• PROBLEMS AND TASKS
A - Print the passage of the time travel essay starting at "By no means" and ending at "have been included.", word for word.
B - According to the time travel essay, what is the major twist in "All You Zombies"?
C - Go on with the time travel essay from its last sentence.

*** DOCUMENT TEXT Section Begins ***

The following was helpful with my limited understanding of the philosophy of I Ching.
"I Ching Wisdom - Advanced Ideas and Insights"

By no means do the works mentioned in this essay represent the total of works which deal with this subject. I have used those works with which I am most familiar and offer my apologies to any author or reader who might feel that his favorite work should have been included.


Robert A. Heinlein's short story, "All You Zombies" is considered one of the ultimate of all time travel stories.
The major twist to the story is the fact that *all* of the main characters turn out to be one and the same person at various stages of life, starting as a baby and ending up as a veteran agent of the "Time Corps". The unusual aspect of this is that this person is his own mother and father. Many people reading this story become entangled by the thought that the hero/heroine is caught in a permanent "time loop" from which he never escapes. Even more than that, they are bothered by the problem of "where does it all start".

*** DOCUMENT TEXT Section Ends ***
*** SOURCE INFORMATION Section Begins ***

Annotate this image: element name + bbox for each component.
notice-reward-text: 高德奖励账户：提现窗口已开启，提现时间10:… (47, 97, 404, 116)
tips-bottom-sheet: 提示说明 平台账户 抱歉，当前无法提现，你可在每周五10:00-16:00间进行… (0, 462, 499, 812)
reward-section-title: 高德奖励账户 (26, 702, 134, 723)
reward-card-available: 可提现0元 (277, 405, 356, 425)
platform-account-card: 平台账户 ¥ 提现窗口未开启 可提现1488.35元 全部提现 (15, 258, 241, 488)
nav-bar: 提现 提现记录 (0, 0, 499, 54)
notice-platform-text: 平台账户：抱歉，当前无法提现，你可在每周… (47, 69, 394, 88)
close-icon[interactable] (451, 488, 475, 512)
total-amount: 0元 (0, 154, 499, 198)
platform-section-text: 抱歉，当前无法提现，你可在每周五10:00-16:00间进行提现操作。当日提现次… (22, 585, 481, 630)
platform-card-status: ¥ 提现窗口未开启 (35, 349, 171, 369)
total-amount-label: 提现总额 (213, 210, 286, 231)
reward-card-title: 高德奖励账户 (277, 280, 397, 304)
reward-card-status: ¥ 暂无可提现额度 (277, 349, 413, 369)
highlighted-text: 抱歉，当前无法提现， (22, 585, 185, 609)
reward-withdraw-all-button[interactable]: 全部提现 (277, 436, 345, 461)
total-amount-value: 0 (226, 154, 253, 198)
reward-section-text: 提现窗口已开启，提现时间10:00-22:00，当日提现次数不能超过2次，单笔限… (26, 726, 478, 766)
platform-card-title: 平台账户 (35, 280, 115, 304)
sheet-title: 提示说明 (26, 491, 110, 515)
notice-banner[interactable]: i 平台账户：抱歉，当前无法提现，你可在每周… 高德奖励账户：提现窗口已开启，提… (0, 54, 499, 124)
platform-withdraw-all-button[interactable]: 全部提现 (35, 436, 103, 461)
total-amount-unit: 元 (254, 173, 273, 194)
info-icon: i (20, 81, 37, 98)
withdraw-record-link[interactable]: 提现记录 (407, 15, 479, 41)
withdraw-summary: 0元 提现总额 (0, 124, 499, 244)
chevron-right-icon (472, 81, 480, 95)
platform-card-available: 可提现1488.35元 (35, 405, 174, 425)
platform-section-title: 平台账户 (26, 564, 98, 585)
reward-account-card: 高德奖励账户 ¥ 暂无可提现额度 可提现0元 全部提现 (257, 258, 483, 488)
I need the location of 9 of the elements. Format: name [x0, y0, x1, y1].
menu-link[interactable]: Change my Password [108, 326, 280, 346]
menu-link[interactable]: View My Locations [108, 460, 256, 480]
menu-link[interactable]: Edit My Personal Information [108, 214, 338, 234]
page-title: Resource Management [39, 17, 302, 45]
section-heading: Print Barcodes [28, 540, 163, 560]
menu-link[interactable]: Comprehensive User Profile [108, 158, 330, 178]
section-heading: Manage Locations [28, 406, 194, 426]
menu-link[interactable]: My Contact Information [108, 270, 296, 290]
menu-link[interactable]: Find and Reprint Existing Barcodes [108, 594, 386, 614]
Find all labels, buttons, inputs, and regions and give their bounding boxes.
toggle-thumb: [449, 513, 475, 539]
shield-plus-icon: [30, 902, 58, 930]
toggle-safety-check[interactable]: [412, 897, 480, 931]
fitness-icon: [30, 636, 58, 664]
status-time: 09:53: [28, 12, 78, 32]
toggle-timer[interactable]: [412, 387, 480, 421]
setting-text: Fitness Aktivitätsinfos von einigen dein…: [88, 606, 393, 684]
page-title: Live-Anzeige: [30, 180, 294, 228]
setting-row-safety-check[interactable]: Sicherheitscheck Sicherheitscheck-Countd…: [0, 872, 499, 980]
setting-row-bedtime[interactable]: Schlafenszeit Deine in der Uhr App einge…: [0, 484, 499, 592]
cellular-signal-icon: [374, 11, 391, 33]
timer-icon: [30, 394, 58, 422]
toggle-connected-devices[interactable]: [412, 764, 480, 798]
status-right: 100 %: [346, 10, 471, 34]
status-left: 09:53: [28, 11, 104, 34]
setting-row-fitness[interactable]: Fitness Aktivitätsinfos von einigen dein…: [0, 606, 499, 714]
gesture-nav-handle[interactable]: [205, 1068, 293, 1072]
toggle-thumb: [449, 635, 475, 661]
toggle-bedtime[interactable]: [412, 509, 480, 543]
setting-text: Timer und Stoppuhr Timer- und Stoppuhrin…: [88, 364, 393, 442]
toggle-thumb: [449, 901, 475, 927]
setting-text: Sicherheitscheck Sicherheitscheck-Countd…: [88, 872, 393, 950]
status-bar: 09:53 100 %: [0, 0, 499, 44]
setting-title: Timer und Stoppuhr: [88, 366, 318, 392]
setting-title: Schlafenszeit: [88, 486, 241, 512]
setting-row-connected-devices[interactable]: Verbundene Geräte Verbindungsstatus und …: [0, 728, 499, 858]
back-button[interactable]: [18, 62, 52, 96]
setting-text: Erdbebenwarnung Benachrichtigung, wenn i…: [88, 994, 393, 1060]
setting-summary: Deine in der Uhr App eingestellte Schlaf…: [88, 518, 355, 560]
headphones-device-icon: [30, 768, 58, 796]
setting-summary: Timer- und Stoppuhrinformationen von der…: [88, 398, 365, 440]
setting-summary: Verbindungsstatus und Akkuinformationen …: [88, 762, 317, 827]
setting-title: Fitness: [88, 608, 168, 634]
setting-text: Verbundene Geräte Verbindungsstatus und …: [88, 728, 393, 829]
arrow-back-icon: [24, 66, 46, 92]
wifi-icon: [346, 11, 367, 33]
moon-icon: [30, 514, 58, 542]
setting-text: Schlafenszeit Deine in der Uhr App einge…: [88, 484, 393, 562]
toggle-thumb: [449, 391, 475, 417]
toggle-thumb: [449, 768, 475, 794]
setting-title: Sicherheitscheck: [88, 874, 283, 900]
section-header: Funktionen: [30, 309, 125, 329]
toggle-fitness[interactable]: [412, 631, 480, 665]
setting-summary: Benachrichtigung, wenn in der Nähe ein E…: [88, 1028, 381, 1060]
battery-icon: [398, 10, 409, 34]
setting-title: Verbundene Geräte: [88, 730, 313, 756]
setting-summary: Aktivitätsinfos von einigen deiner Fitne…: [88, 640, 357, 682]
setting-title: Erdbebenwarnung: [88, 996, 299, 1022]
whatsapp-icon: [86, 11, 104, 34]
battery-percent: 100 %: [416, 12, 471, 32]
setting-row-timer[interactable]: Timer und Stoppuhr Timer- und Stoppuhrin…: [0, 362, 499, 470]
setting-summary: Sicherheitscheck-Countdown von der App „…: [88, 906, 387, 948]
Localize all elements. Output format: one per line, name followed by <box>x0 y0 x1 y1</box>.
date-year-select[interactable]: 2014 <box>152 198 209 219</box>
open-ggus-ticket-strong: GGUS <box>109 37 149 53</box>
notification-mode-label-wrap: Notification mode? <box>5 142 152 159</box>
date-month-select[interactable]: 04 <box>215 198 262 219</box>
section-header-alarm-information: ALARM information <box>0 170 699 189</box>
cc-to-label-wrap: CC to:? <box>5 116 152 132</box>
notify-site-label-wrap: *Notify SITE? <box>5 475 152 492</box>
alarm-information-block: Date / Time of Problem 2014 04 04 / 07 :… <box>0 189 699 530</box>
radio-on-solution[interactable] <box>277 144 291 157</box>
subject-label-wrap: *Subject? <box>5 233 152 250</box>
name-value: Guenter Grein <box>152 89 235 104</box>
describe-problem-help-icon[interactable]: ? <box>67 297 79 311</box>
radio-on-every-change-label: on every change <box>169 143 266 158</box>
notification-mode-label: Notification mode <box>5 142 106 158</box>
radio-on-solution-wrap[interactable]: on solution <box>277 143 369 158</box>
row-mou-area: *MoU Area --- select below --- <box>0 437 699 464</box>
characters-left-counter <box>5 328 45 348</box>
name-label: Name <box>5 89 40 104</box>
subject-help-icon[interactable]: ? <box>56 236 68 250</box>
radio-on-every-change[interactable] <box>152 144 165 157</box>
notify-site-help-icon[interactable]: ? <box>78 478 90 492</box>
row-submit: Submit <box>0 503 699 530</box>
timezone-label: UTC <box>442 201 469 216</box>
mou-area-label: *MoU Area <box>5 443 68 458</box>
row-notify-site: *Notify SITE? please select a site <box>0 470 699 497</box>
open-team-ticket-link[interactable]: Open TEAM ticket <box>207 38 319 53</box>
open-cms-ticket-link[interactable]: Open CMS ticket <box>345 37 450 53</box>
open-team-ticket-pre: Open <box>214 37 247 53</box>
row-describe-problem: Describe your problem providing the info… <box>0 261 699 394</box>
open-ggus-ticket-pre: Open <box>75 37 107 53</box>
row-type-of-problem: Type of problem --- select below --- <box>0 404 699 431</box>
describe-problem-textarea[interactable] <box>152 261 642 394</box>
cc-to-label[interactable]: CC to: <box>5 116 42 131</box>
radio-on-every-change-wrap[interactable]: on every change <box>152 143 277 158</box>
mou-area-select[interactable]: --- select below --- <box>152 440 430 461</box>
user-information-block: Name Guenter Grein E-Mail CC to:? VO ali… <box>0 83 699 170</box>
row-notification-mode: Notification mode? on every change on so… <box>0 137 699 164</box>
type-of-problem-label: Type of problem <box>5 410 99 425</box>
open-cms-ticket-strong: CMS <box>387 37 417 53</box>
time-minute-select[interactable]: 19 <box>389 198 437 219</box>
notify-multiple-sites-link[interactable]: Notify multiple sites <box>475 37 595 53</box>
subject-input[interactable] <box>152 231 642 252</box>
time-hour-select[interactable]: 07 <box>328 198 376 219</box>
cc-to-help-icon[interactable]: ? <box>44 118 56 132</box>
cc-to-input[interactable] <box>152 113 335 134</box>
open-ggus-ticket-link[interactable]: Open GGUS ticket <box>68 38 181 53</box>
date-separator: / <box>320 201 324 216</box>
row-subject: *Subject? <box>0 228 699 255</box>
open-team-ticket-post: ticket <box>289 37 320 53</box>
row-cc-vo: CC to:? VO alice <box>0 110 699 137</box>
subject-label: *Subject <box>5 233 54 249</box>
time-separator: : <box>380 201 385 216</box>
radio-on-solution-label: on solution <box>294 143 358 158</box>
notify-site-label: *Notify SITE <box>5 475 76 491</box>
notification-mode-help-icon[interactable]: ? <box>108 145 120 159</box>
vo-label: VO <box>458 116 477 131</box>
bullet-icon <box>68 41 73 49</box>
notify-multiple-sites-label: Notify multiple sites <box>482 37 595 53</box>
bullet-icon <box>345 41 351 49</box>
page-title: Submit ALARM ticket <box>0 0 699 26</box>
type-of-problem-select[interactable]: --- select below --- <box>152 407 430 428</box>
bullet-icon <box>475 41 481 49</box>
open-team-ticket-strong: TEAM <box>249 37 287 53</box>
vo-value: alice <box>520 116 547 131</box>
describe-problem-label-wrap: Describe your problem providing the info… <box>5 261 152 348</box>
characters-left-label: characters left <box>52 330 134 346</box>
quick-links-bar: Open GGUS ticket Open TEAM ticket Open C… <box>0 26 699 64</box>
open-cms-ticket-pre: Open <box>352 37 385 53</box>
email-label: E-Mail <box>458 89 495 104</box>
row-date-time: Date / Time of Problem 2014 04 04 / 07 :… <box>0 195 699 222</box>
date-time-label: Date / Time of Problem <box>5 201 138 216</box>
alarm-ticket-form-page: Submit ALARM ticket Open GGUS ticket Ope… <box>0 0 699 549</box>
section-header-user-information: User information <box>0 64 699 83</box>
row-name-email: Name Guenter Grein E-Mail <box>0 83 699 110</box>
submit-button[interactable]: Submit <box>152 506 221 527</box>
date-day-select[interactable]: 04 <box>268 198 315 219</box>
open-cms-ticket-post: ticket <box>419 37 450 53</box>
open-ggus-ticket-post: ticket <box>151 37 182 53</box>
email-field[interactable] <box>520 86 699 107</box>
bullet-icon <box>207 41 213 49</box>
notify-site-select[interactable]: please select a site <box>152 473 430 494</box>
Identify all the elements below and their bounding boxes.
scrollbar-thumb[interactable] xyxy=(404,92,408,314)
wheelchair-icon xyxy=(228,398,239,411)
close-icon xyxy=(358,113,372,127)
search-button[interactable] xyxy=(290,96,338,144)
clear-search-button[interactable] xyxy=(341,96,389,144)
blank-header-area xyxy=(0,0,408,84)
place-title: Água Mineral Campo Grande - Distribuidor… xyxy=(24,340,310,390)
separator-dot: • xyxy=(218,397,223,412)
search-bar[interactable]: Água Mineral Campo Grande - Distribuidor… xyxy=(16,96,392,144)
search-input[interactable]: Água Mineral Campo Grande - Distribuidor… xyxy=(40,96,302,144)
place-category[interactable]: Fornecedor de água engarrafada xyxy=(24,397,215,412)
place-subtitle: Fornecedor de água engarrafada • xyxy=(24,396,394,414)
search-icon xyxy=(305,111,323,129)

*** SOURCE INFORMATION Section Ends ***

• REPLIES
A -
By no means do the works mentioned in this essay represent the total of works which deal with this subject. I have used those works with which I am most familiar and offer my apologies to any author or reader who might feel that his favorite work should have been included.

B - All of the main characters turn out to be one and the same person at various stages of life.

C -
Below is a diagram which I have drawn to try to make the events in the story clear. The key to avoiding confusion is to start at the right point, in this case, with the birth of the baby at point A. Assume, for the purposes of discussion, that the POV of the character begins at that point in time. Don't worry about 'where did it all start'. Keep your focus at all times, (no pun intended), on the point-of-view of the individual as she/he goes through time and the various loops. It should be noted that he does finally exit the loop at the end.

(Note: this might make it appear that there is a 2-dimensional time continuum, but that is not the case. The various lines are simply separated for demonstration purposes. Furthermore, the diagram can be thought of as being the viewpoint that a fifth-dimensional observer would have. All of the first four dimensions, 3 space and one of time are contained in the lines going back and forth across the page and we are looking at them from the next higher dimensional viewpoint.)

The timeline for "By His Bootstraps" is shown below. It is not quite as complicated as that for "Zombies" as it is not a closed loop, but it does feature four loops to the same time.

Usually, one encounters people who criticize time travel stories such as "Bootstraps" and "Zombies" using one of two types of logic problems.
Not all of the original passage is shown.